Entries with figure data:
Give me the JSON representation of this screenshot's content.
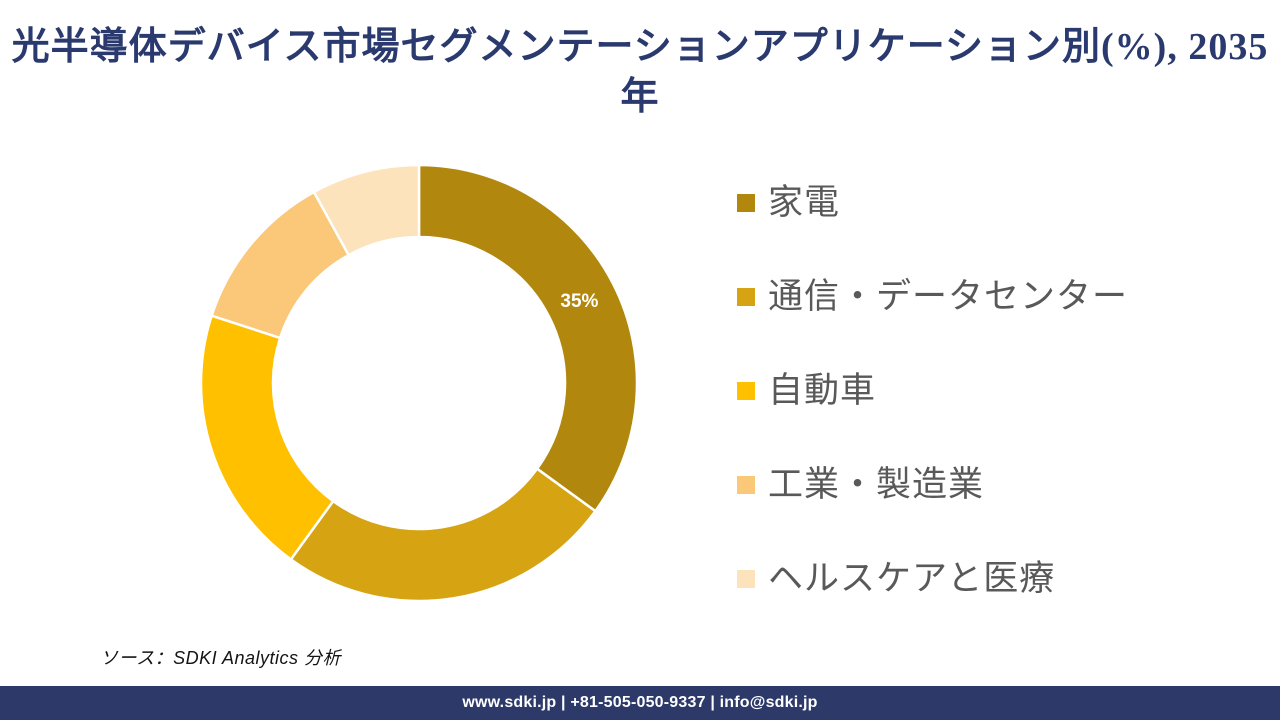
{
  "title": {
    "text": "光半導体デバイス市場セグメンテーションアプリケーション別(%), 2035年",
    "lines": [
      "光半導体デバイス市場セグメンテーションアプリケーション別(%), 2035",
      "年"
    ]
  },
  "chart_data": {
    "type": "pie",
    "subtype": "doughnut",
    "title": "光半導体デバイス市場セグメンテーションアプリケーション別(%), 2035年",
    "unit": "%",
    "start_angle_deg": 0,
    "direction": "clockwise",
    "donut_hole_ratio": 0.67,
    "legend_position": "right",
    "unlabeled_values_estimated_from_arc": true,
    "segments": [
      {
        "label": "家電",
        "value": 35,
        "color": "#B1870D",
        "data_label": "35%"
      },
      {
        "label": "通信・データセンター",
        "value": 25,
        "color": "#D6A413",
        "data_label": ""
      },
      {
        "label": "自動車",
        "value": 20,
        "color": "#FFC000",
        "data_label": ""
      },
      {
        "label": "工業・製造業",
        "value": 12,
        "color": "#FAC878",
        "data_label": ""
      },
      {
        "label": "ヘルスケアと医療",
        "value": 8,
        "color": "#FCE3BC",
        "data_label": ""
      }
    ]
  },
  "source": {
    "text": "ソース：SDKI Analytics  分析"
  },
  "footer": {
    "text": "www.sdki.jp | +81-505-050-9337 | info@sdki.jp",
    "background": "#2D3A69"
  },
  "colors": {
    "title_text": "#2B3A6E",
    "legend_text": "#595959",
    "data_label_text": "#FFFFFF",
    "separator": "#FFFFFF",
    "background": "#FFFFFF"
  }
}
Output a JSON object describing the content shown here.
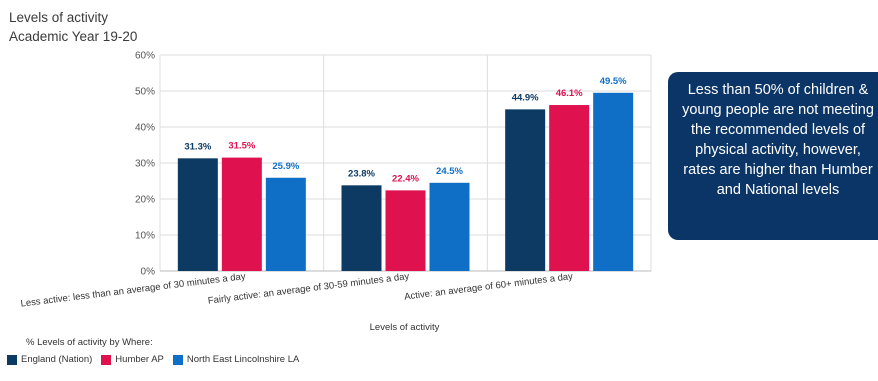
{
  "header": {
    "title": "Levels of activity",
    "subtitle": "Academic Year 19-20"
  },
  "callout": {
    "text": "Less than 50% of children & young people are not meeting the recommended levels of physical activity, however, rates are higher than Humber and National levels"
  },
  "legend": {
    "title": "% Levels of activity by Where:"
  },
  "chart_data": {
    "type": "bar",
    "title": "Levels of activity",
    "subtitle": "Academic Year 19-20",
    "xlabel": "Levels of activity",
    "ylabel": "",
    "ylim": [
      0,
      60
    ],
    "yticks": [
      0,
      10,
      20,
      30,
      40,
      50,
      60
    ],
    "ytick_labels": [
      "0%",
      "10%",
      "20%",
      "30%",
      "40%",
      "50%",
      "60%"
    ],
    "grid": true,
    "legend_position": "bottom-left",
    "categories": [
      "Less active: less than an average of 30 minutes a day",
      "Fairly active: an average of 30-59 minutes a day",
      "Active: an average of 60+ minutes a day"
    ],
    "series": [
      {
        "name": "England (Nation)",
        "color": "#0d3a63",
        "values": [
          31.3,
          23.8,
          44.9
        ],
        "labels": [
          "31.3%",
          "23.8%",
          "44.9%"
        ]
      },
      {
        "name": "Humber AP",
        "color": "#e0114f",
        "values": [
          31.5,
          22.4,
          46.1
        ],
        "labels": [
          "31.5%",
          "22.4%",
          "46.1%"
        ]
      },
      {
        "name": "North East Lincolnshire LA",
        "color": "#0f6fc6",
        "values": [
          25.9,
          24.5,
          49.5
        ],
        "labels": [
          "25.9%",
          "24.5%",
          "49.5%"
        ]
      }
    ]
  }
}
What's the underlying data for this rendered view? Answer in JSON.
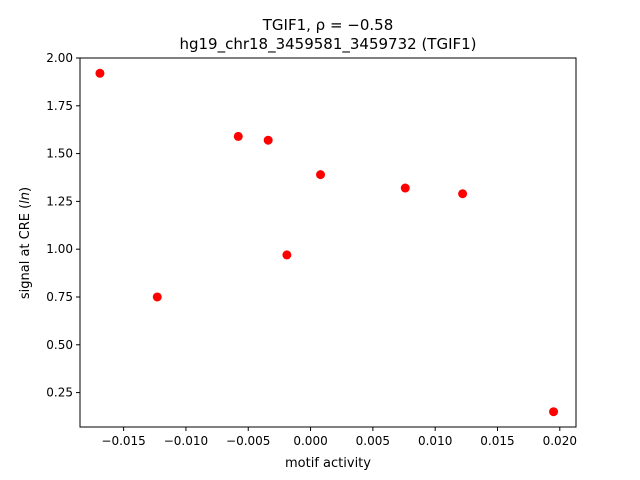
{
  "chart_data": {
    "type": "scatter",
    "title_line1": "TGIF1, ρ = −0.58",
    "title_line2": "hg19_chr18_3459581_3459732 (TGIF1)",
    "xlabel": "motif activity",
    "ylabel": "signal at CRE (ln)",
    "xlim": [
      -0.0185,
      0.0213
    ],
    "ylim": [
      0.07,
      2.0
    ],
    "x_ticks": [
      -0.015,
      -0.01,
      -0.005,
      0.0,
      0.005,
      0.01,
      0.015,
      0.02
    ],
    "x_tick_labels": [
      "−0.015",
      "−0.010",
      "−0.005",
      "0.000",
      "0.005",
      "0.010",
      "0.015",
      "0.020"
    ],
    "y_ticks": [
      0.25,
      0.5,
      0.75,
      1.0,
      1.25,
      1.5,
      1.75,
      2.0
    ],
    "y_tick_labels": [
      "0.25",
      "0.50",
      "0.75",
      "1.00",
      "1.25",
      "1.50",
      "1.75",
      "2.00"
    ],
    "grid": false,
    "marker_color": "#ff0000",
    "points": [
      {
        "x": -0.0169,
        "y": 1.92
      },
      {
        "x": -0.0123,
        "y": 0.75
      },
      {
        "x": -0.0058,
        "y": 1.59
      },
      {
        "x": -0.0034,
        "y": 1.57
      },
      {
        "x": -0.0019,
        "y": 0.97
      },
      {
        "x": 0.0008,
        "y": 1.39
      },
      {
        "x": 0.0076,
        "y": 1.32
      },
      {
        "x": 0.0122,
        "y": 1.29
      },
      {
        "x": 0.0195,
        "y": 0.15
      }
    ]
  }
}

WHAT IS BEING ASKED:
Copy out each record shown above without alteration, skipping any picture.

FINISHED TASK:
Give me the JSON representation of this screenshot's content.
{
  "title": {
    "text": "光半導体デバイス市場セグメンテーションアプリケーション別(%), 2035年",
    "lines": [
      "光半導体デバイス市場セグメンテーションアプリケーション別(%), 2035",
      "年"
    ]
  },
  "chart_data": {
    "type": "pie",
    "subtype": "doughnut",
    "title": "光半導体デバイス市場セグメンテーションアプリケーション別(%), 2035年",
    "unit": "%",
    "start_angle_deg": 0,
    "direction": "clockwise",
    "donut_hole_ratio": 0.67,
    "legend_position": "right",
    "unlabeled_values_estimated_from_arc": true,
    "segments": [
      {
        "label": "家電",
        "value": 35,
        "color": "#B1870D",
        "data_label": "35%"
      },
      {
        "label": "通信・データセンター",
        "value": 25,
        "color": "#D6A413",
        "data_label": ""
      },
      {
        "label": "自動車",
        "value": 20,
        "color": "#FFC000",
        "data_label": ""
      },
      {
        "label": "工業・製造業",
        "value": 12,
        "color": "#FAC878",
        "data_label": ""
      },
      {
        "label": "ヘルスケアと医療",
        "value": 8,
        "color": "#FCE3BC",
        "data_label": ""
      }
    ]
  },
  "source": {
    "text": "ソース：SDKI Analytics  分析"
  },
  "footer": {
    "text": "www.sdki.jp | +81-505-050-9337 | info@sdki.jp",
    "background": "#2D3A69"
  },
  "colors": {
    "title_text": "#2B3A6E",
    "legend_text": "#595959",
    "data_label_text": "#FFFFFF",
    "separator": "#FFFFFF",
    "background": "#FFFFFF"
  }
}
Output a JSON object describing the content shown here.
{
  "header": {
    "title": "Levels of activity",
    "subtitle": "Academic Year 19-20"
  },
  "callout": {
    "text": "Less than 50% of children & young people are not meeting the recommended levels of physical activity, however, rates are higher than Humber and National levels"
  },
  "legend": {
    "title": "% Levels of activity by Where:"
  },
  "chart_data": {
    "type": "bar",
    "title": "Levels of activity",
    "subtitle": "Academic Year 19-20",
    "xlabel": "Levels of activity",
    "ylabel": "",
    "ylim": [
      0,
      60
    ],
    "yticks": [
      0,
      10,
      20,
      30,
      40,
      50,
      60
    ],
    "ytick_labels": [
      "0%",
      "10%",
      "20%",
      "30%",
      "40%",
      "50%",
      "60%"
    ],
    "grid": true,
    "legend_position": "bottom-left",
    "categories": [
      "Less active: less than an average of 30 minutes a day",
      "Fairly active: an average of 30-59 minutes a day",
      "Active: an average of 60+ minutes a day"
    ],
    "series": [
      {
        "name": "England (Nation)",
        "color": "#0d3a63",
        "values": [
          31.3,
          23.8,
          44.9
        ],
        "labels": [
          "31.3%",
          "23.8%",
          "44.9%"
        ]
      },
      {
        "name": "Humber AP",
        "color": "#e0114f",
        "values": [
          31.5,
          22.4,
          46.1
        ],
        "labels": [
          "31.5%",
          "22.4%",
          "46.1%"
        ]
      },
      {
        "name": "North East Lincolnshire LA",
        "color": "#0f6fc6",
        "values": [
          25.9,
          24.5,
          49.5
        ],
        "labels": [
          "25.9%",
          "24.5%",
          "49.5%"
        ]
      }
    ]
  }
}
What's the underlying data for this rendered view? Answer in JSON.
{
  "chart_data": {
    "type": "scatter",
    "title_line1": "TGIF1, ρ = −0.58",
    "title_line2": "hg19_chr18_3459581_3459732 (TGIF1)",
    "xlabel": "motif activity",
    "ylabel": "signal at CRE (ln)",
    "xlim": [
      -0.0185,
      0.0213
    ],
    "ylim": [
      0.07,
      2.0
    ],
    "x_ticks": [
      -0.015,
      -0.01,
      -0.005,
      0.0,
      0.005,
      0.01,
      0.015,
      0.02
    ],
    "x_tick_labels": [
      "−0.015",
      "−0.010",
      "−0.005",
      "0.000",
      "0.005",
      "0.010",
      "0.015",
      "0.020"
    ],
    "y_ticks": [
      0.25,
      0.5,
      0.75,
      1.0,
      1.25,
      1.5,
      1.75,
      2.0
    ],
    "y_tick_labels": [
      "0.25",
      "0.50",
      "0.75",
      "1.00",
      "1.25",
      "1.50",
      "1.75",
      "2.00"
    ],
    "grid": false,
    "marker_color": "#ff0000",
    "points": [
      {
        "x": -0.0169,
        "y": 1.92
      },
      {
        "x": -0.0123,
        "y": 0.75
      },
      {
        "x": -0.0058,
        "y": 1.59
      },
      {
        "x": -0.0034,
        "y": 1.57
      },
      {
        "x": -0.0019,
        "y": 0.97
      },
      {
        "x": 0.0008,
        "y": 1.39
      },
      {
        "x": 0.0076,
        "y": 1.32
      },
      {
        "x": 0.0122,
        "y": 1.29
      },
      {
        "x": 0.0195,
        "y": 0.15
      }
    ]
  }
}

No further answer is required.